◆ **Using the information**
[A] Retype the Kingshouse passage word for word, from "During the time" up to and including "came into view.".
[B] In the Kingshouse passage, what did the walkers eat and drink while the skies cleared?

◆ **Document text**
A few last showers blew through Glen Etive,

the dramatic contrast between hulking grey mass and sharp sunlit definition within the space of minutes serving to exhilarate us.

By lunchtime we had reached the revamped Kingshouse Hotel, landscaped to create photo opportunities complete with a semi-domesticated one-antlered stag; I thought he was quite photogenic, although I couldn’t bring myself to include in the picture the hotel employee in full Highland dress. And of course I had to wait for a gap in the A82 traffic for the full Insta-effect.

The Kingshouse is in some ways an impressive setup, with glorious views through the picture windows. The food is fabulous, but in other ways it is a shame that the character of the old building has been lost. We had a most convivial lunch with Sam, also walking End-to-End (tracing an interesting route which for the first half of the walk was mostly along the UK watershed), and Andy, who was meeting friends for a long weekend climbing.

During the time it took us to eat smoked salmon sandwiches and drink a hot chocolate, the skies cleared markedly. We walked on with Sam in brilliant sunshine down the mouth of the glen towards the infamous Devil’s Staircase.

We were barely aware of walking. The scale of our surroundings and the impact on us was colossal.

The military road which we joined some way back runs parallel but at a distance from the A-road, and even though we were relatively close to the traffic it was effortlessly swallowed up by the landscape as the first of Glencoe’s three sisters came into view.

On the minute scale, while Stephen and Sam walked on, deep in discussion, I noticed our third kind of lousewort: a white variety.

◆ **Recorded information**

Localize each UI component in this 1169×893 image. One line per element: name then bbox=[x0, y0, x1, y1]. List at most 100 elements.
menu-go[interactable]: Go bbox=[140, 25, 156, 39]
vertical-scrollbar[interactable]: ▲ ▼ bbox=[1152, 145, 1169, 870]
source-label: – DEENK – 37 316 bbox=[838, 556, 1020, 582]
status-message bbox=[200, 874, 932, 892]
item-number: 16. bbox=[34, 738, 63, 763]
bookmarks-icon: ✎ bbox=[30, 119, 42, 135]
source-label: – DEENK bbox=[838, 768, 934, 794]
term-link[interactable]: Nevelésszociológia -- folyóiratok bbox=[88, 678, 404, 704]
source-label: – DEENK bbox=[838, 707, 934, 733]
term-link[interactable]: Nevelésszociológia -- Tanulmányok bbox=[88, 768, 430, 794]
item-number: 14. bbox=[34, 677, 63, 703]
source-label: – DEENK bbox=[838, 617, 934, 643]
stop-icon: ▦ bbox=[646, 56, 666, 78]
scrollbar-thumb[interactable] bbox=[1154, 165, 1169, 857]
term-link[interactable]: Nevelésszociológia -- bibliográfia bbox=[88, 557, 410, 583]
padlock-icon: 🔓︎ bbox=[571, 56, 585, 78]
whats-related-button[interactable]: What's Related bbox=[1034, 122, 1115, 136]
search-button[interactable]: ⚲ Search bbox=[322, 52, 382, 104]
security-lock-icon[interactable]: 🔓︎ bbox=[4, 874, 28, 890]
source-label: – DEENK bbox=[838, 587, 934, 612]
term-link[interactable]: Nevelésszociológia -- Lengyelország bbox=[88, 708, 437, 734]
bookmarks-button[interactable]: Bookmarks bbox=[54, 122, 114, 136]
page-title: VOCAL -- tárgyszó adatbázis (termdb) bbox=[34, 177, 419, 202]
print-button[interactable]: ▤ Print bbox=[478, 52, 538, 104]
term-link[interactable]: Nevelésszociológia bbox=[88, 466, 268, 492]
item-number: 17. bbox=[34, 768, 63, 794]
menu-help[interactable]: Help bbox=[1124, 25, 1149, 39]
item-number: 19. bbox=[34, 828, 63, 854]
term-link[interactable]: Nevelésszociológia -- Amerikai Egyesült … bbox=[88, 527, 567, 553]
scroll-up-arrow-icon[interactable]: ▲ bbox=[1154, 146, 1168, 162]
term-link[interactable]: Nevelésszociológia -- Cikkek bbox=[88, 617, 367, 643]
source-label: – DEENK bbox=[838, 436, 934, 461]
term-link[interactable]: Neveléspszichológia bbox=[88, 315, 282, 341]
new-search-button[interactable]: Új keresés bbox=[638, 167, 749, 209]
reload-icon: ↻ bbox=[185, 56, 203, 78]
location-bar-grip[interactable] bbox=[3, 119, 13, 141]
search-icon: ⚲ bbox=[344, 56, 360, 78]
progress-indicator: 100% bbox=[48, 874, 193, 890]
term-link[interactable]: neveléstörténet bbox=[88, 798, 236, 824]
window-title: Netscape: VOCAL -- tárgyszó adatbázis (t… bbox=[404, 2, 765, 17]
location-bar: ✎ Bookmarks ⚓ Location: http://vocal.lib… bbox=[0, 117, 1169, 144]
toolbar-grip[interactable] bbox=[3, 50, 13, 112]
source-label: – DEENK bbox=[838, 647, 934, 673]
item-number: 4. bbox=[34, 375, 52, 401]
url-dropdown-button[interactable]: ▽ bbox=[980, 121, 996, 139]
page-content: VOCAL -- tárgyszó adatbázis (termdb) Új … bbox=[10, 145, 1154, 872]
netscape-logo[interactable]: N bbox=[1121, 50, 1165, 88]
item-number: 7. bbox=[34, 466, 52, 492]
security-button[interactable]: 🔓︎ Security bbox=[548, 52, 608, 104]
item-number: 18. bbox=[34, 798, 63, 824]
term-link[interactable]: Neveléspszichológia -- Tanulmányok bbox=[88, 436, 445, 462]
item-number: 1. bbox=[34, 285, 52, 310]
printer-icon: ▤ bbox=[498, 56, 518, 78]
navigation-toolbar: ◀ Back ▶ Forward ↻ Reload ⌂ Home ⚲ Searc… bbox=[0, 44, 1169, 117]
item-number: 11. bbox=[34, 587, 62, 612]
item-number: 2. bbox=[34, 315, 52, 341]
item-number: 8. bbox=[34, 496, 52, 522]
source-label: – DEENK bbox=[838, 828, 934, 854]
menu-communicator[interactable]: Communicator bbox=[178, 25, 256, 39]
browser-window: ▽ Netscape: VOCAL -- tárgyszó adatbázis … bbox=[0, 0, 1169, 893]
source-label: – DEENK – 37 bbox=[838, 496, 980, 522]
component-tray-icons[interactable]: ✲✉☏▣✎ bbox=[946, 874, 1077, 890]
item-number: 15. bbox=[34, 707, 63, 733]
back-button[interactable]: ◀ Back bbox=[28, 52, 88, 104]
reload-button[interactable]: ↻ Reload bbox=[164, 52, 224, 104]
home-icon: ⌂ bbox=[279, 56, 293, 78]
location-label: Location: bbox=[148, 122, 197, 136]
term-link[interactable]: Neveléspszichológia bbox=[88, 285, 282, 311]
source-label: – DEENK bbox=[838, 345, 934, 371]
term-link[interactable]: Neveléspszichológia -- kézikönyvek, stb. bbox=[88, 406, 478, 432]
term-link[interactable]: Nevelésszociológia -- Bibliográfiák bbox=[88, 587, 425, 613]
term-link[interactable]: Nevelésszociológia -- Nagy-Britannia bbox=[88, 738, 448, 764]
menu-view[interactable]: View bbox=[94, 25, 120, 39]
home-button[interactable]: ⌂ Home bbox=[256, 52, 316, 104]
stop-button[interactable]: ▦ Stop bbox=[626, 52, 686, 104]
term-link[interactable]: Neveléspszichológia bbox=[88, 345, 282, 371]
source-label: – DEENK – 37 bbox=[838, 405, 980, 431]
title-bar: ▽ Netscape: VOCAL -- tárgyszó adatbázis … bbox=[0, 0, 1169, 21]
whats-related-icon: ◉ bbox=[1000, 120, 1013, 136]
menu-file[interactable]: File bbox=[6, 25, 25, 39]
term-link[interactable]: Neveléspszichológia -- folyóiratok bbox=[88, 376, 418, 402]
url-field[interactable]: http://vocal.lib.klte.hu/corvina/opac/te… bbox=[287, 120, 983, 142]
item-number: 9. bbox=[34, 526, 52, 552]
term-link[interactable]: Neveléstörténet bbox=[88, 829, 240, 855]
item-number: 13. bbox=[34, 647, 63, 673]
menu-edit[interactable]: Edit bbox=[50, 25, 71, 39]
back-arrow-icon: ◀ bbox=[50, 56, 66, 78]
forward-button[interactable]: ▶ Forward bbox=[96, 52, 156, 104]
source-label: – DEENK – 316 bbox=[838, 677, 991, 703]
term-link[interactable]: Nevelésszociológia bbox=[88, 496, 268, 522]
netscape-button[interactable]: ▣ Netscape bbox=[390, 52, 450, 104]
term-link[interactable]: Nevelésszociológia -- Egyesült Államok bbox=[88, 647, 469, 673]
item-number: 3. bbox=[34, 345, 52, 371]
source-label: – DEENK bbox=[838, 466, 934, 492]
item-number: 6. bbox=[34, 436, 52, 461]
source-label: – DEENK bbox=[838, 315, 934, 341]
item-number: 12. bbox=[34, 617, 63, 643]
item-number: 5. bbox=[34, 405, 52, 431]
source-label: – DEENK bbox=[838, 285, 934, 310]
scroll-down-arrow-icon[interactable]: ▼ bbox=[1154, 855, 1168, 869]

◆ **Answers to the tasks**
[A]
During the time it took us to eat smoked salmon sandwiches and drink a hot chocolate, the skies cleared markedly. We walked on with Sam in brilliant sunshine down the mouth of the glen towards the infamous Devil’s Staircase.

We were barely aware of walking. The scale of our surroundings and the impact on us was colossal.

The military road which we joined some way back runs parallel but at a distance from the A-road, and even though we were relatively close to the traffic it was effortlessly swallowed up by the landscape as the first of Glencoe’s three sisters came into view.

[B] Smoked salmon sandwiches and a hot chocolate.